━━━━━ Source material
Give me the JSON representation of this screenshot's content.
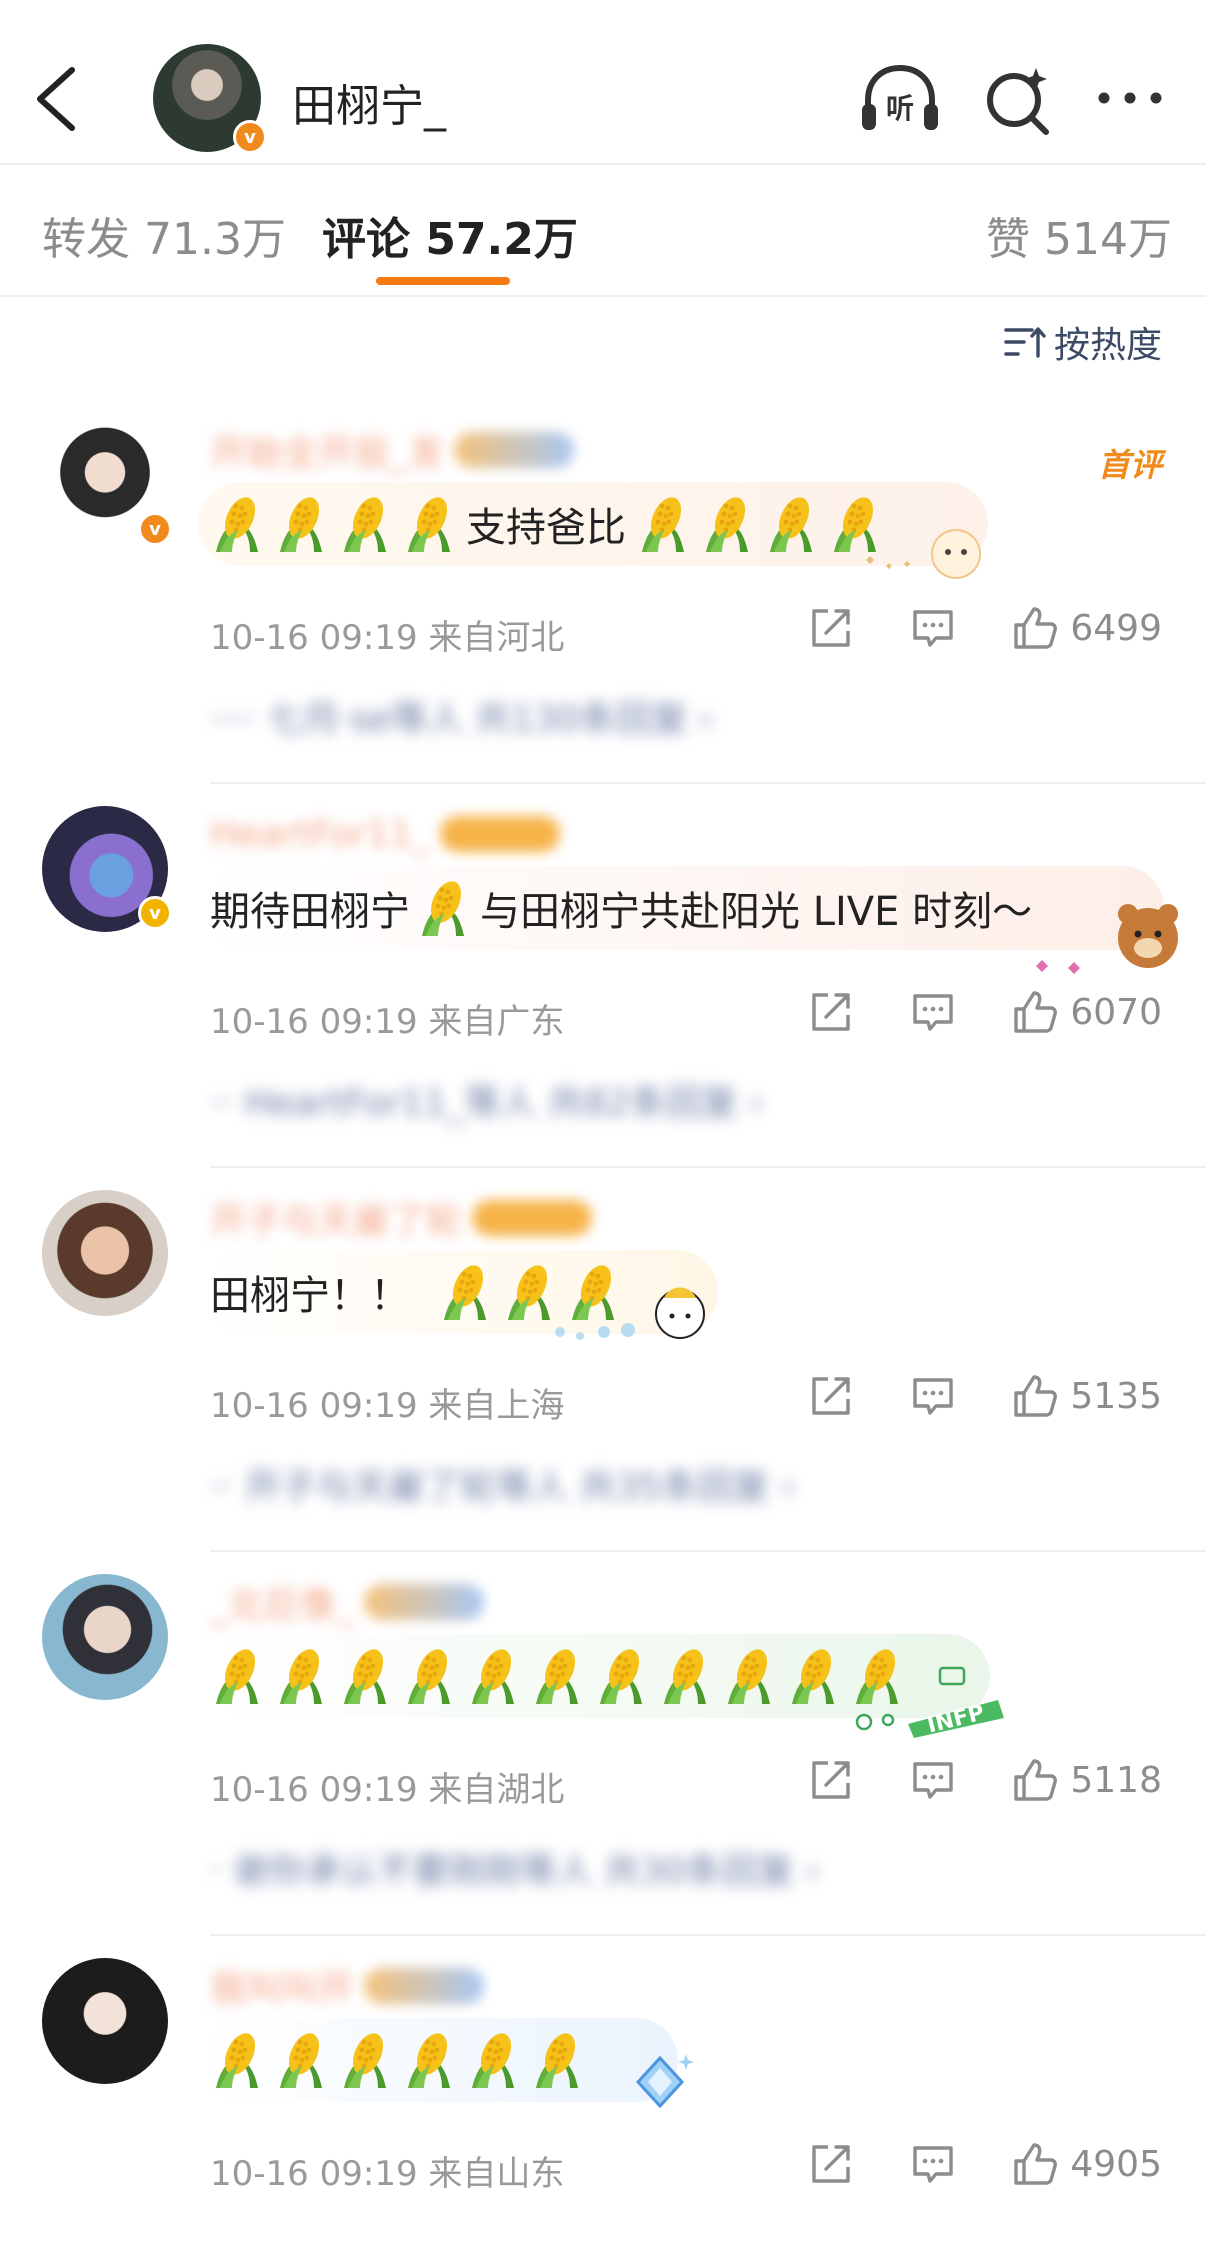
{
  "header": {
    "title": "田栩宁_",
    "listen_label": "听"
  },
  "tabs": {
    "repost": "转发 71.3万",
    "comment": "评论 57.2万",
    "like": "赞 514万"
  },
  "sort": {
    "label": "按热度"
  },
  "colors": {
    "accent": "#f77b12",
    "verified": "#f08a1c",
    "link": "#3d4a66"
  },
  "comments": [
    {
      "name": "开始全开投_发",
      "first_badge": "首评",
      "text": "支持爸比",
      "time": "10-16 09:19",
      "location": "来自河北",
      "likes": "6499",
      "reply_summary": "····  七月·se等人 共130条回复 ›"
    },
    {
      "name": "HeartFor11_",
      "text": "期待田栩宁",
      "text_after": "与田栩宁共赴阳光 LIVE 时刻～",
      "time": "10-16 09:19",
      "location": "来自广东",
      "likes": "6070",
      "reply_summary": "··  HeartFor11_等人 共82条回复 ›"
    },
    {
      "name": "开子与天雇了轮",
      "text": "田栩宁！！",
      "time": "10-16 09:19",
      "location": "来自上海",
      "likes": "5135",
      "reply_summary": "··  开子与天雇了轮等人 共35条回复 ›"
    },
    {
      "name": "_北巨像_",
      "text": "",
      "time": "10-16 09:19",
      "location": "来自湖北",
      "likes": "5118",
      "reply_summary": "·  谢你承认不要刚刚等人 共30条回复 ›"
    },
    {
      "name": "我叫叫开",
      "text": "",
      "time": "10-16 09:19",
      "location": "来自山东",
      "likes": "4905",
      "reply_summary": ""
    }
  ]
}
━━━━━━━━━━
Repeat all of the data above word for word, minus the pictures.

Give me the JSON representation of this screenshot's content.
{
  "header": {
    "title": "田栩宁_",
    "listen_label": "听"
  },
  "tabs": {
    "repost": "转发 71.3万",
    "comment": "评论 57.2万",
    "like": "赞 514万"
  },
  "sort": {
    "label": "按热度"
  },
  "colors": {
    "accent": "#f77b12",
    "verified": "#f08a1c",
    "link": "#3d4a66"
  },
  "comments": [
    {
      "name": "开始全开投_发",
      "first_badge": "首评",
      "text": "支持爸比",
      "time": "10-16 09:19",
      "location": "来自河北",
      "likes": "6499",
      "reply_summary": "····  七月·se等人 共130条回复 ›"
    },
    {
      "name": "HeartFor11_",
      "text": "期待田栩宁",
      "text_after": "与田栩宁共赴阳光 LIVE 时刻～",
      "time": "10-16 09:19",
      "location": "来自广东",
      "likes": "6070",
      "reply_summary": "··  HeartFor11_等人 共82条回复 ›"
    },
    {
      "name": "开子与天雇了轮",
      "text": "田栩宁！！",
      "time": "10-16 09:19",
      "location": "来自上海",
      "likes": "5135",
      "reply_summary": "··  开子与天雇了轮等人 共35条回复 ›"
    },
    {
      "name": "_北巨像_",
      "text": "",
      "time": "10-16 09:19",
      "location": "来自湖北",
      "likes": "5118",
      "reply_summary": "·  谢你承认不要刚刚等人 共30条回复 ›"
    },
    {
      "name": "我叫叫开",
      "text": "",
      "time": "10-16 09:19",
      "location": "来自山东",
      "likes": "4905",
      "reply_summary": ""
    }
  ]
}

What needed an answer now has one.